Exercise requirements -> Count every line below that contains "laktacji", then state the total with no other output.
----------
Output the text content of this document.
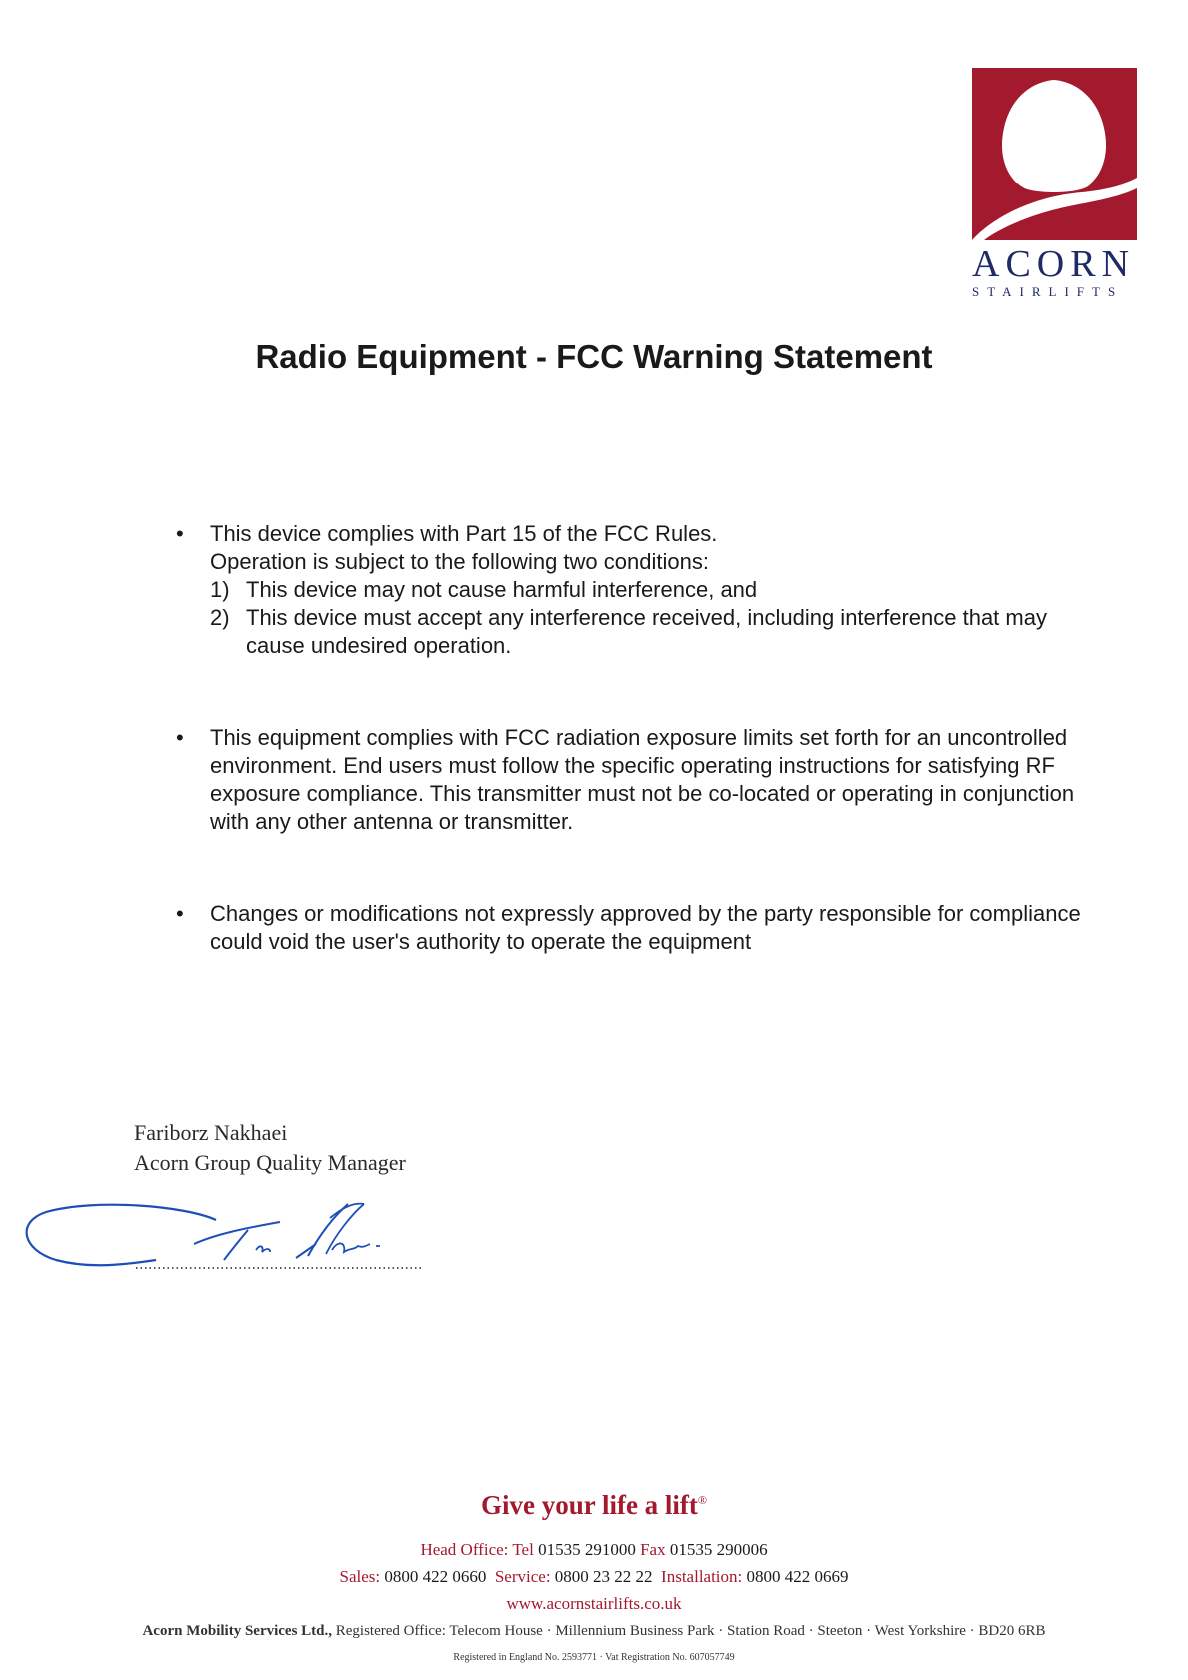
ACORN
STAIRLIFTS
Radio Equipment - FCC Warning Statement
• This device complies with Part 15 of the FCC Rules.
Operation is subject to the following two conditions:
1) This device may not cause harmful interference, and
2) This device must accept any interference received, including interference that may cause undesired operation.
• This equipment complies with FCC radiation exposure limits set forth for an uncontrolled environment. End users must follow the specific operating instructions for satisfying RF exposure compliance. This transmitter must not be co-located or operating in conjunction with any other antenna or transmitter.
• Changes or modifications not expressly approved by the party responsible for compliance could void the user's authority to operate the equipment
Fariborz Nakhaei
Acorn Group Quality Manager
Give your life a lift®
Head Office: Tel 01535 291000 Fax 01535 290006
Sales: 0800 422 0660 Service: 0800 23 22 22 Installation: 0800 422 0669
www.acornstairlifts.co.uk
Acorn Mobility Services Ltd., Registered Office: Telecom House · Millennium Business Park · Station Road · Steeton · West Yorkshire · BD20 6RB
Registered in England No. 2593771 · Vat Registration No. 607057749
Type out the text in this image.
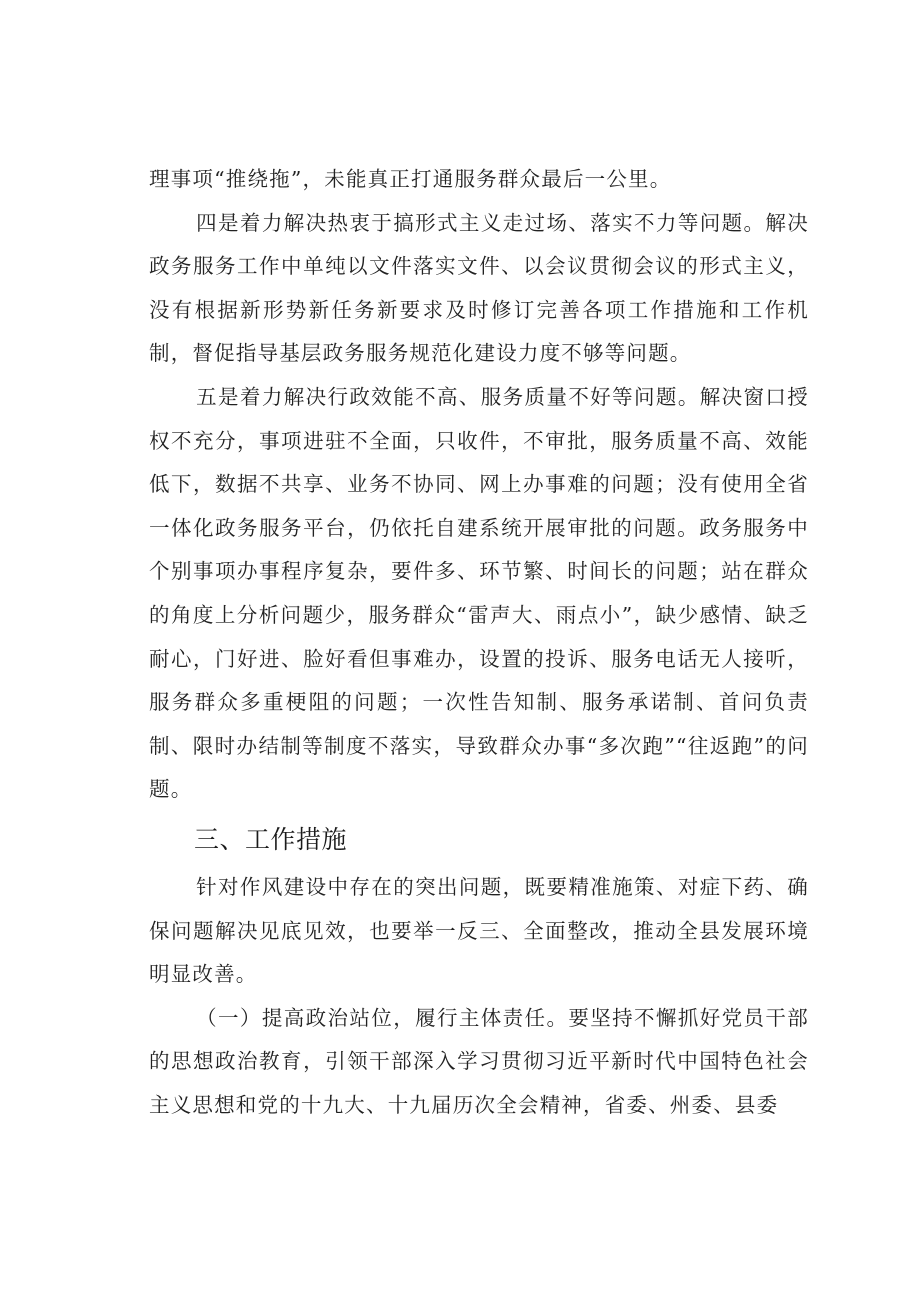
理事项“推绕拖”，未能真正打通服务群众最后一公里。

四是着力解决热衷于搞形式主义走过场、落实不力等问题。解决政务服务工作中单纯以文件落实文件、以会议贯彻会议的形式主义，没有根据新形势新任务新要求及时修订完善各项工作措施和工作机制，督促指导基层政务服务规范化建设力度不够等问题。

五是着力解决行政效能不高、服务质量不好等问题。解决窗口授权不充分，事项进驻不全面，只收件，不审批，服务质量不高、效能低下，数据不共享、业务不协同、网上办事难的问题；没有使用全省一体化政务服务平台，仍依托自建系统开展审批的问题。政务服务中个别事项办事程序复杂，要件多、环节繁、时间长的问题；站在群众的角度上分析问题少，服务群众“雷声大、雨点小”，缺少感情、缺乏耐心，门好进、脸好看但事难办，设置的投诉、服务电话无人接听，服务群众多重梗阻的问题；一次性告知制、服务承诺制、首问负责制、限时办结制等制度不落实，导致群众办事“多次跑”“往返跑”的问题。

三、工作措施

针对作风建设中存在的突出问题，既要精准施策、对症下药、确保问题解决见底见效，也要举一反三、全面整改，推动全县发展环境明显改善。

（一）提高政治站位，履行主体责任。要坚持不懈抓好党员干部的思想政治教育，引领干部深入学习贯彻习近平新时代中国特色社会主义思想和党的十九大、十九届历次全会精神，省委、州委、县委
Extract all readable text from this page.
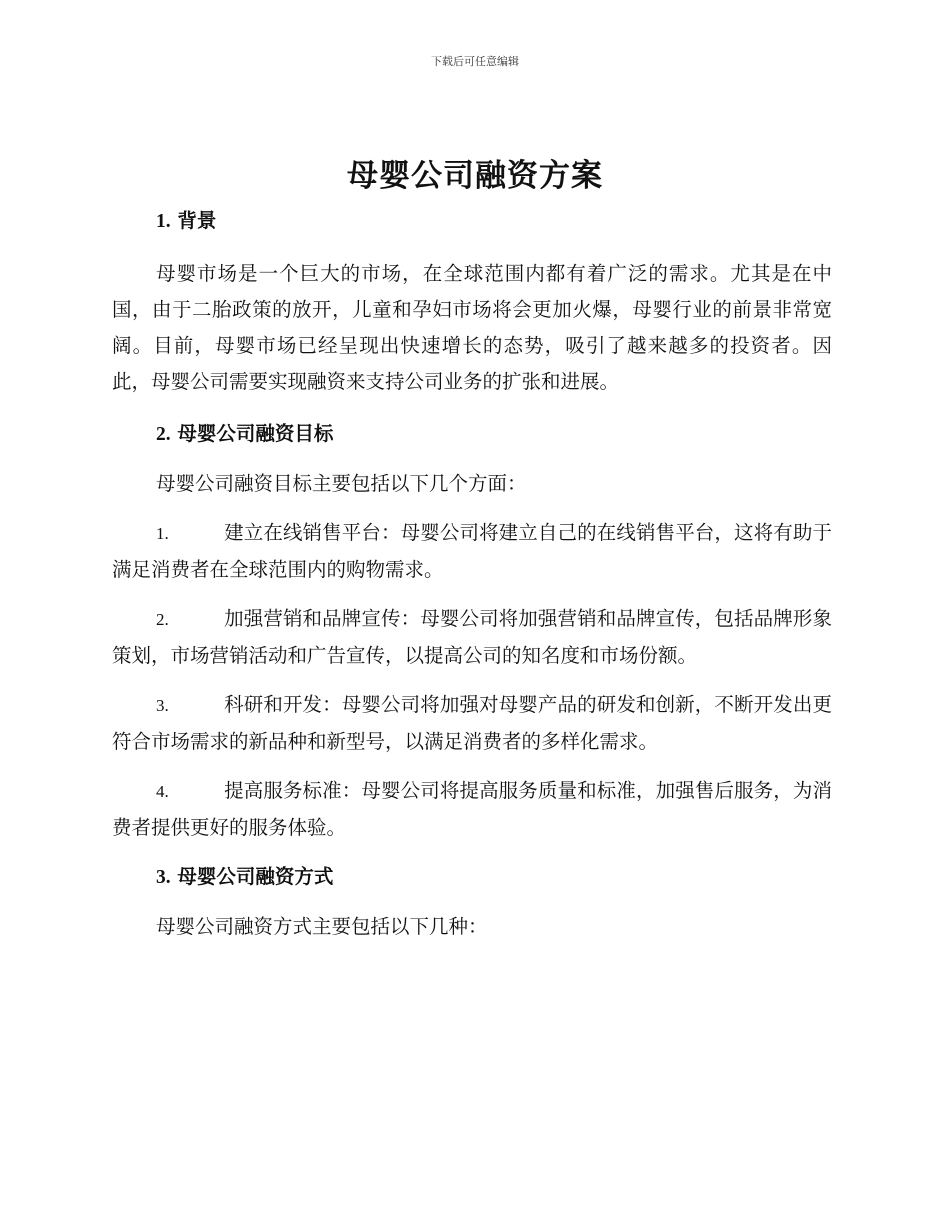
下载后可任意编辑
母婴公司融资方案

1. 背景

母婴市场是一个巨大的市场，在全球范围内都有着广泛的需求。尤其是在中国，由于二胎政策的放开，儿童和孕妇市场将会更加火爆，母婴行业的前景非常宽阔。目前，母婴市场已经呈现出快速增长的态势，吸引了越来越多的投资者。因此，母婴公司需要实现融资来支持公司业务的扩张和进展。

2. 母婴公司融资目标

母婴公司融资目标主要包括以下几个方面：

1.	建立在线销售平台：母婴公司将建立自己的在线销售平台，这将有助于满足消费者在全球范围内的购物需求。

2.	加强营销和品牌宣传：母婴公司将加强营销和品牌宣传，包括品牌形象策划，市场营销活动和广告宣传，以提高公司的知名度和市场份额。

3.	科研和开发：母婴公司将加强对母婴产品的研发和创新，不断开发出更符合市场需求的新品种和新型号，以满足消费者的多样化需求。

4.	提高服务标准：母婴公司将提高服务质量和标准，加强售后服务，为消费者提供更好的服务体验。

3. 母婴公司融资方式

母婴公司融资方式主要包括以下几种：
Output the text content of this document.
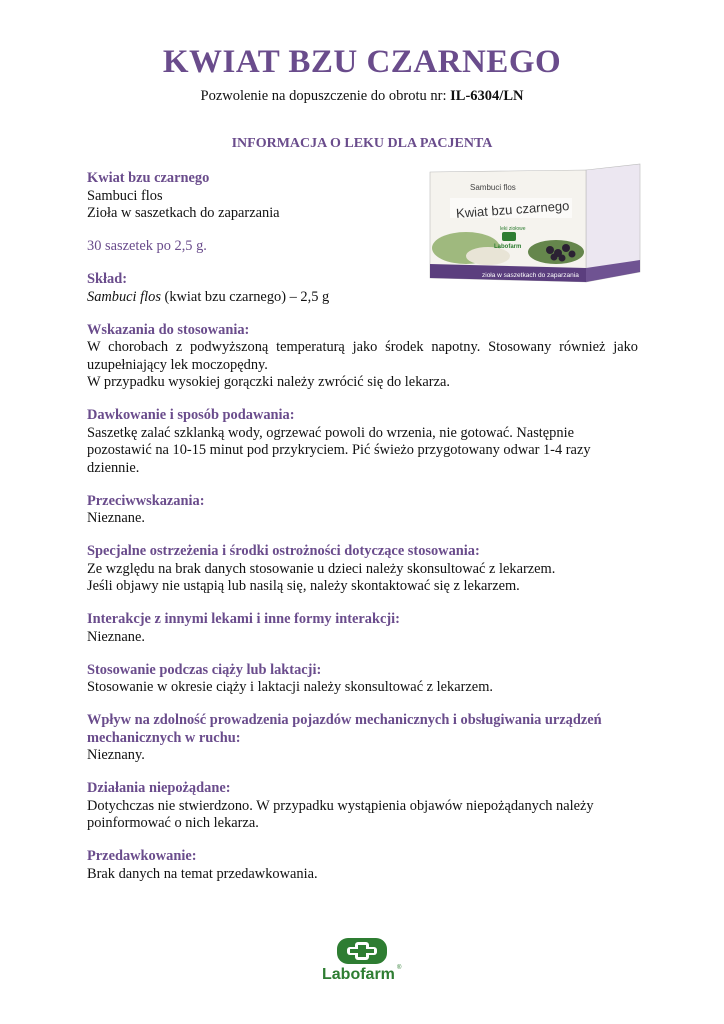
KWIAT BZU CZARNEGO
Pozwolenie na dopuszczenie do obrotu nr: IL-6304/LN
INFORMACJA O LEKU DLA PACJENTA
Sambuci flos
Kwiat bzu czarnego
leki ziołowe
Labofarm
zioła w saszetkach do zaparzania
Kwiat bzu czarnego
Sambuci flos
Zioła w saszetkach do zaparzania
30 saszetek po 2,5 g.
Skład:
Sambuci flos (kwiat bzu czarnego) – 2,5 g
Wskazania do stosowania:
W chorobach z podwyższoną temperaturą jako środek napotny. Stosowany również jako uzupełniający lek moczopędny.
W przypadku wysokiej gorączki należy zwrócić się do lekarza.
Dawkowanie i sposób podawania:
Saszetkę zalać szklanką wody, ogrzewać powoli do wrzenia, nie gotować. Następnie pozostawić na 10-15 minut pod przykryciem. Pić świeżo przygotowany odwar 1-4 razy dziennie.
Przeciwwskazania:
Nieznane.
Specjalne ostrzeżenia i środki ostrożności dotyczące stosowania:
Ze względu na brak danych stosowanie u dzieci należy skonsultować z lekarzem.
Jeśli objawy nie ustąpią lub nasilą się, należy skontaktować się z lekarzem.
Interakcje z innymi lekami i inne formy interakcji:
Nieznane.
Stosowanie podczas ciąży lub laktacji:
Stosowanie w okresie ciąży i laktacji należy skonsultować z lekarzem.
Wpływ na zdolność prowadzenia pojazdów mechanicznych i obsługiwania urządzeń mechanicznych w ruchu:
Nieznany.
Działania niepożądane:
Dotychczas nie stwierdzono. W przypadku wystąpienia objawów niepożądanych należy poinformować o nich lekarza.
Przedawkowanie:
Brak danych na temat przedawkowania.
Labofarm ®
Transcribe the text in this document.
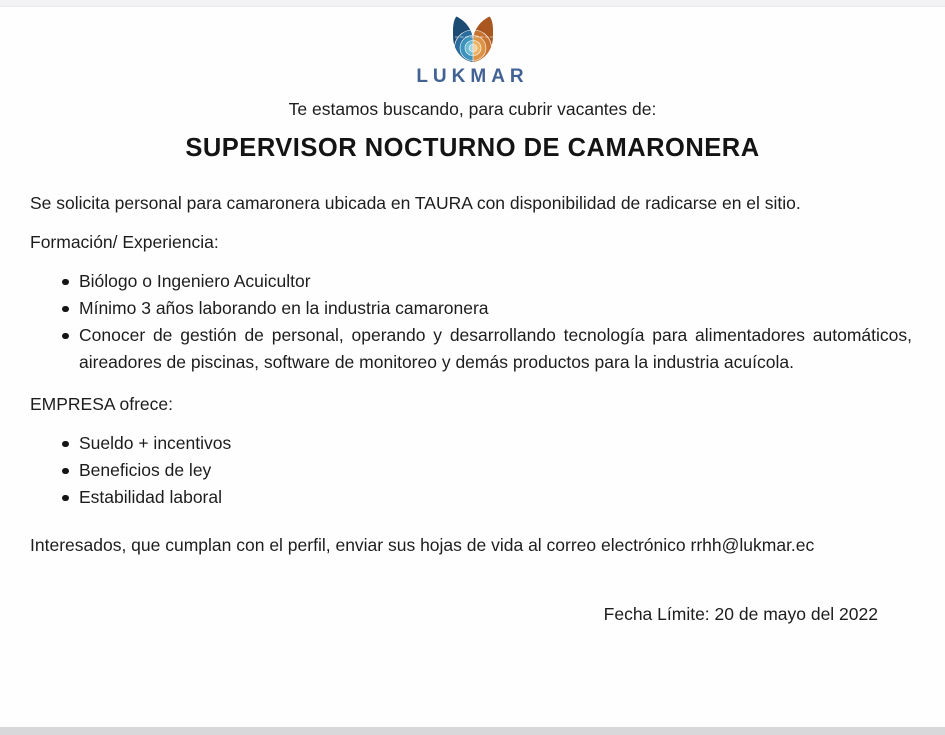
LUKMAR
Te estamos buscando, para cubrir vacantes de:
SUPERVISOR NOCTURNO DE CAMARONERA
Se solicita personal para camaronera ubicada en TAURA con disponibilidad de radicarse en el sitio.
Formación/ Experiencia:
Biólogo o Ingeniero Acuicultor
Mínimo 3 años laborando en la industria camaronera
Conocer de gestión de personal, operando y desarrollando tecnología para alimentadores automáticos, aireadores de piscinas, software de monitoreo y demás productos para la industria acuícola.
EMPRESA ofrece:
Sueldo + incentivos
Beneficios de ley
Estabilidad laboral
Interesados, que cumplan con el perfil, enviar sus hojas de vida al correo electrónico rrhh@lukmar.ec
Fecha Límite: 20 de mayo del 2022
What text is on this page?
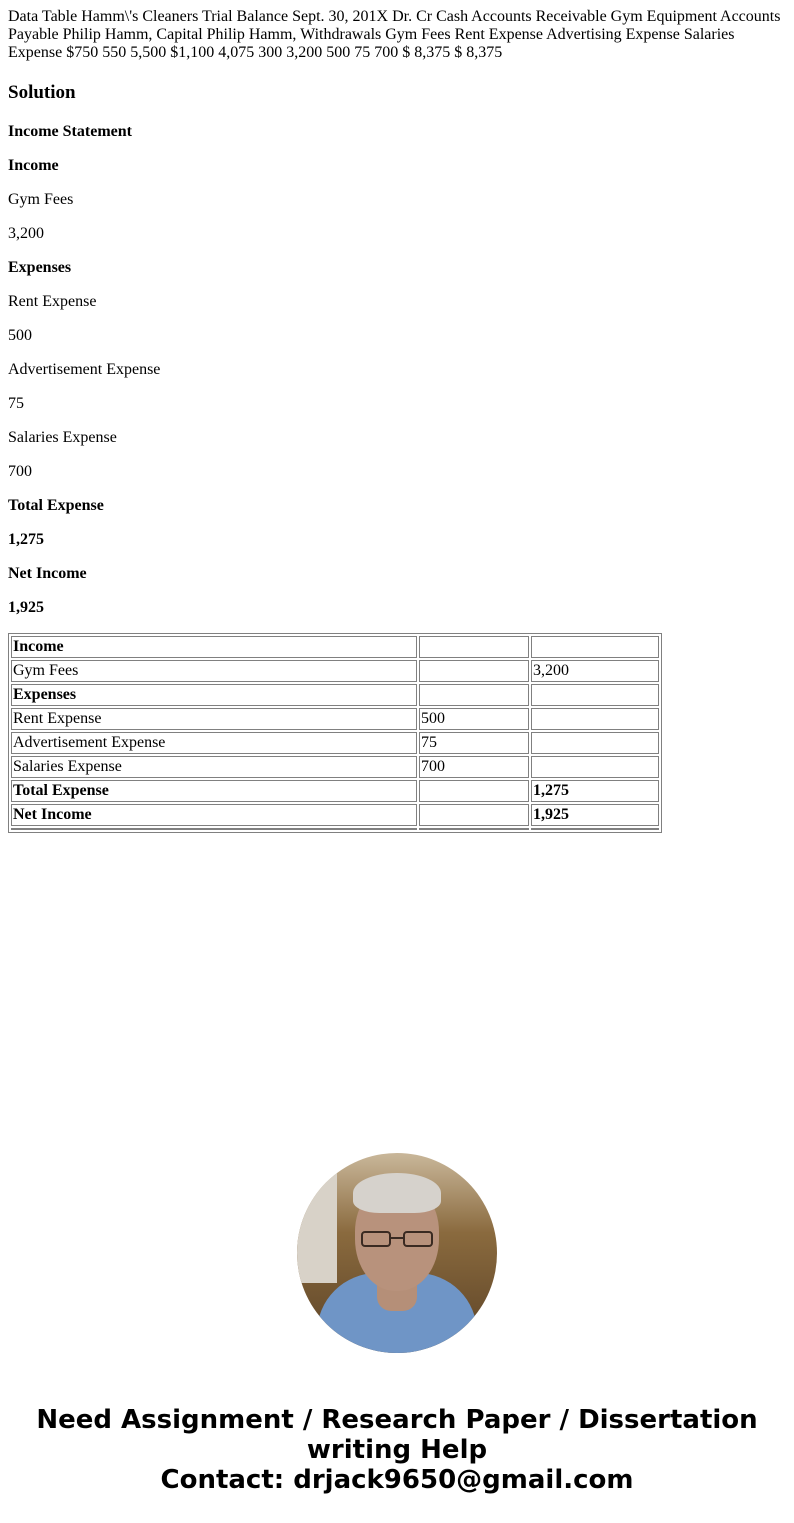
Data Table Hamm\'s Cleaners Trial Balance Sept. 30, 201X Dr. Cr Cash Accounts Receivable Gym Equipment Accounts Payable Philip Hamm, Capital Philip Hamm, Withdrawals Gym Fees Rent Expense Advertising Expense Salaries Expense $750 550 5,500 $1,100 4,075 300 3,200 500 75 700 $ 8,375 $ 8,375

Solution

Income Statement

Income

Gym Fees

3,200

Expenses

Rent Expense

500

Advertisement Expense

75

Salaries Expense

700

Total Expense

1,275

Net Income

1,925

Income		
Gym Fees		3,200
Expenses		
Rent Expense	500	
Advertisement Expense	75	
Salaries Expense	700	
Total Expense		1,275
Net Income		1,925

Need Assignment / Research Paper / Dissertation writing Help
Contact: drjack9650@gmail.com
----------
The reply -> 2